== Supplied material ==
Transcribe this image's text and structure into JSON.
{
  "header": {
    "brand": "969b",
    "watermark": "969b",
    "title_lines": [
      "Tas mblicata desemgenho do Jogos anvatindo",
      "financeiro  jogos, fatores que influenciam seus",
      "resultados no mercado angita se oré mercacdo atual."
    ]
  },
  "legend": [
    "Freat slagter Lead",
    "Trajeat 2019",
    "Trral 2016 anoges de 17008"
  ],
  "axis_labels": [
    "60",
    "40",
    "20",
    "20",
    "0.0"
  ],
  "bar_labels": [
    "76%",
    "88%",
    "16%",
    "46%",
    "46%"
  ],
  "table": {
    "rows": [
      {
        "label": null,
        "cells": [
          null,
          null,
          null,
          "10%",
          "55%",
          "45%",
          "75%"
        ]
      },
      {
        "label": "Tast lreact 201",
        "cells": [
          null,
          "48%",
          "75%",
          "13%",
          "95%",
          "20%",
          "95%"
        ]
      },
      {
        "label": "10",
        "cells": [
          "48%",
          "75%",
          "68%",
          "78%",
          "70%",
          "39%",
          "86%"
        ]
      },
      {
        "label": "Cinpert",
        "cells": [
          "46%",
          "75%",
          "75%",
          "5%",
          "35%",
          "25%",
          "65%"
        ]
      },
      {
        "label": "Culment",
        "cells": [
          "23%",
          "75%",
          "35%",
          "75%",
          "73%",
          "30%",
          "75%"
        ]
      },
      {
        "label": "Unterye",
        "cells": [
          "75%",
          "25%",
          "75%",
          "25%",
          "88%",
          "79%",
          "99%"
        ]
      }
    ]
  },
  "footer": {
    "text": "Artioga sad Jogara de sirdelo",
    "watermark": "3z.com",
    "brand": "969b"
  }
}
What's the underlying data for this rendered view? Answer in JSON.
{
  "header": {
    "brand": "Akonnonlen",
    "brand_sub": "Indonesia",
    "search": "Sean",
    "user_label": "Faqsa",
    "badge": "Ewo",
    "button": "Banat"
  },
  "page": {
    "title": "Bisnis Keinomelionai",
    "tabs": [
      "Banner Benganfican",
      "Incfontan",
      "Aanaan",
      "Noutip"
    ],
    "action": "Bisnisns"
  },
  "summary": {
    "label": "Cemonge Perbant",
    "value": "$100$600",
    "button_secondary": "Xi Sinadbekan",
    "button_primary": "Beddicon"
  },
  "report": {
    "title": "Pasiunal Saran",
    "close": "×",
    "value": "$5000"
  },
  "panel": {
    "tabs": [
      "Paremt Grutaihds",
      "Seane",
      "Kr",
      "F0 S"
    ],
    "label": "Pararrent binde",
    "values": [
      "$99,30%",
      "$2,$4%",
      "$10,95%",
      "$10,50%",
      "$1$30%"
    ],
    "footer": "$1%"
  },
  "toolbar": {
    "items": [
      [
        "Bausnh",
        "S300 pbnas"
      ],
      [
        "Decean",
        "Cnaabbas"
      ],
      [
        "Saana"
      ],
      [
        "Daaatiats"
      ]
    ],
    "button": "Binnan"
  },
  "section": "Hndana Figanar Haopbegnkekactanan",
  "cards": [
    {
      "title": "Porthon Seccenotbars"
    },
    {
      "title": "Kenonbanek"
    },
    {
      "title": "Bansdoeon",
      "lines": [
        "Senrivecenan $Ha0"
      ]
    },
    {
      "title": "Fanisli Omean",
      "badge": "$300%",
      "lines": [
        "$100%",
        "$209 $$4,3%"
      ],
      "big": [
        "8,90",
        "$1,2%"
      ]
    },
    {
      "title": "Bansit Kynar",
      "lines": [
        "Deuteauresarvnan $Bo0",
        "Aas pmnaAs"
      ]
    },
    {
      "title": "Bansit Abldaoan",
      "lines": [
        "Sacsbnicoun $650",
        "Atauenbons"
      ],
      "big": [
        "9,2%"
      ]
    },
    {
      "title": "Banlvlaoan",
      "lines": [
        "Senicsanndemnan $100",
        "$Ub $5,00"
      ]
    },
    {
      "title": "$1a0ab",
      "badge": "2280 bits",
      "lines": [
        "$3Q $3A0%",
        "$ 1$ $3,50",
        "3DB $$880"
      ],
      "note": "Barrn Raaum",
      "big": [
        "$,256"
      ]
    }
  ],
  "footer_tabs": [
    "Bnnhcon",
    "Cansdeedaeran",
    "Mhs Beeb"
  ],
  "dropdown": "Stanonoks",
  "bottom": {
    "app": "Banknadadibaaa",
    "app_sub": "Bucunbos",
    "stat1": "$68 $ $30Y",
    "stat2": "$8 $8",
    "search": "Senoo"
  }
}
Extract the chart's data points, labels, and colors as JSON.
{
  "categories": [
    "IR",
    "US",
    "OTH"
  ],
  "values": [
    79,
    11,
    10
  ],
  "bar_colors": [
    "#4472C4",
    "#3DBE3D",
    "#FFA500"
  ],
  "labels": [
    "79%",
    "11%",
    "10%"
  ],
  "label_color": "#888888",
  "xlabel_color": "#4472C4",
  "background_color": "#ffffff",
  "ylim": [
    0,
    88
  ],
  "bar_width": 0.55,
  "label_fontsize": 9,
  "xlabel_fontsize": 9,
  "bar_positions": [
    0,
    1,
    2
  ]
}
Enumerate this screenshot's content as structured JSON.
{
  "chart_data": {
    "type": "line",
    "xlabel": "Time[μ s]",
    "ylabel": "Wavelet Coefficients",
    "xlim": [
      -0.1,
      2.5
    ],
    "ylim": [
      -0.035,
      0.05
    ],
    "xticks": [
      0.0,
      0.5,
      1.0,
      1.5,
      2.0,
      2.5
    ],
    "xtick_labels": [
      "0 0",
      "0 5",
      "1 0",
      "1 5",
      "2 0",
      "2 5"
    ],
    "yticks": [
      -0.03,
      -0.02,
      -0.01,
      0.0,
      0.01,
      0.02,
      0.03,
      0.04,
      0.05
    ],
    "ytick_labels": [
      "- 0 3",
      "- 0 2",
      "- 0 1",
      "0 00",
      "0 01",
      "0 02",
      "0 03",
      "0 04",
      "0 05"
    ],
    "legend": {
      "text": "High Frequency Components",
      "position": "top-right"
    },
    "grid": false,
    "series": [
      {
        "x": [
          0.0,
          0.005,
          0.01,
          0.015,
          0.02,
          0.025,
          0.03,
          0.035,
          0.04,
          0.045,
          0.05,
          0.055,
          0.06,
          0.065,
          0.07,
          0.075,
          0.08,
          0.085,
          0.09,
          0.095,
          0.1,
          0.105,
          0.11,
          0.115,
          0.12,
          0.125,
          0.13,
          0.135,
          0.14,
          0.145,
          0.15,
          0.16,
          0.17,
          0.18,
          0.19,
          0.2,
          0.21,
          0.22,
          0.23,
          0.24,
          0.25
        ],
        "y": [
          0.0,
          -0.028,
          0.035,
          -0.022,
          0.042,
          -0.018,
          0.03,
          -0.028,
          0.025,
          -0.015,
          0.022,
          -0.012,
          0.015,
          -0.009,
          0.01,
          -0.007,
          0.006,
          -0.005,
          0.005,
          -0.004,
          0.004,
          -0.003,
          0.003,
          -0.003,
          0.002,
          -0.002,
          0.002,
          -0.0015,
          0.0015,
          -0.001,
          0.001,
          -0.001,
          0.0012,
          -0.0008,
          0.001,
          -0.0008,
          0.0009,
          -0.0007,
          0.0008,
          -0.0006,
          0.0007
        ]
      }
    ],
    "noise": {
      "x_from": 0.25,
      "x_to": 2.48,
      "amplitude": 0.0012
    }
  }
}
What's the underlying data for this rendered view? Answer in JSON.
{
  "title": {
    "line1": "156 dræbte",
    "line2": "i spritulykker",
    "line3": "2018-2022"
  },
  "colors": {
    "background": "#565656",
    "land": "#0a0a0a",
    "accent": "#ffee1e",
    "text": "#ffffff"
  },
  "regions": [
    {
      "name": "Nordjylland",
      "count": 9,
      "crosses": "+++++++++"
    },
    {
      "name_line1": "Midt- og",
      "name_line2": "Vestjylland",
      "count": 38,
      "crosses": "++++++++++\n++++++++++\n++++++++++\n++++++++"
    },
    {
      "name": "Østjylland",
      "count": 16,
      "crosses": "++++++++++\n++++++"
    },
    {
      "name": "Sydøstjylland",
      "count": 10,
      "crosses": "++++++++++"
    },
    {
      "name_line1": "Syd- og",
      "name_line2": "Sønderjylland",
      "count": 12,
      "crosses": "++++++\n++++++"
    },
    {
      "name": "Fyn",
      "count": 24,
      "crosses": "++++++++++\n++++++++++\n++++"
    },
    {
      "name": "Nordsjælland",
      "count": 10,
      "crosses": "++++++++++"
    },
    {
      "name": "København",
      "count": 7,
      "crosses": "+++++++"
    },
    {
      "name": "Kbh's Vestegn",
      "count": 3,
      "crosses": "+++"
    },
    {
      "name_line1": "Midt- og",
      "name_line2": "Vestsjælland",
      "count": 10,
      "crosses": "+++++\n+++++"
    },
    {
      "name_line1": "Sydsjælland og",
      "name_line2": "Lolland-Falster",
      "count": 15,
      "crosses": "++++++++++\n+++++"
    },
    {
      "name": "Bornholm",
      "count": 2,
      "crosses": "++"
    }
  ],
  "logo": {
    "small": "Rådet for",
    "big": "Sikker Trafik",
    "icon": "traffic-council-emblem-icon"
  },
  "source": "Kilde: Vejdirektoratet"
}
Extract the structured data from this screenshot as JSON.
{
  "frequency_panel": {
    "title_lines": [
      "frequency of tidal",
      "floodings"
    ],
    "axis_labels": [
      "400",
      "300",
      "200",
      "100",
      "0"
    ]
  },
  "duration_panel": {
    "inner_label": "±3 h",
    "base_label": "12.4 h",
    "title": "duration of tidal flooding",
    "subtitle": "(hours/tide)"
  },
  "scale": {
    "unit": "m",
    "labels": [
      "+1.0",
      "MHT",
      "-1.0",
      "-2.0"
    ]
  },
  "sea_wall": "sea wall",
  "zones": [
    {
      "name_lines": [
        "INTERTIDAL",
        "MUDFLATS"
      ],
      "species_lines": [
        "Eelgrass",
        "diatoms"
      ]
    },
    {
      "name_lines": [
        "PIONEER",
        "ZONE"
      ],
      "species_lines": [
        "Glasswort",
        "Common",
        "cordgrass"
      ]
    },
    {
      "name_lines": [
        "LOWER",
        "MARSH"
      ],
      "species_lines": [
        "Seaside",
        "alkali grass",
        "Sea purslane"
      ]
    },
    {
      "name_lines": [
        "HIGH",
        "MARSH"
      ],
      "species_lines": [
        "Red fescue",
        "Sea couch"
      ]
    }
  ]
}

== Objective ==
Which lines of the data above contain "crosses"? Copy each one.

== Worked answer ==
      "crosses": "+++++++++"
      "crosses": "++++++++++\n++++++++++\n++++++++++\n++++++++"
      "crosses": "++++++++++\n++++++"
      "crosses": "++++++++++"
      "crosses": "++++++\n++++++"
      "crosses": "++++++++++\n++++++++++\n++++"
      "crosses": "++++++++++"
      "crosses": "+++++++"
      "crosses": "+++"
      "crosses": "+++++\n+++++"
      "crosses": "++++++++++\n+++++"
      "crosses": "++"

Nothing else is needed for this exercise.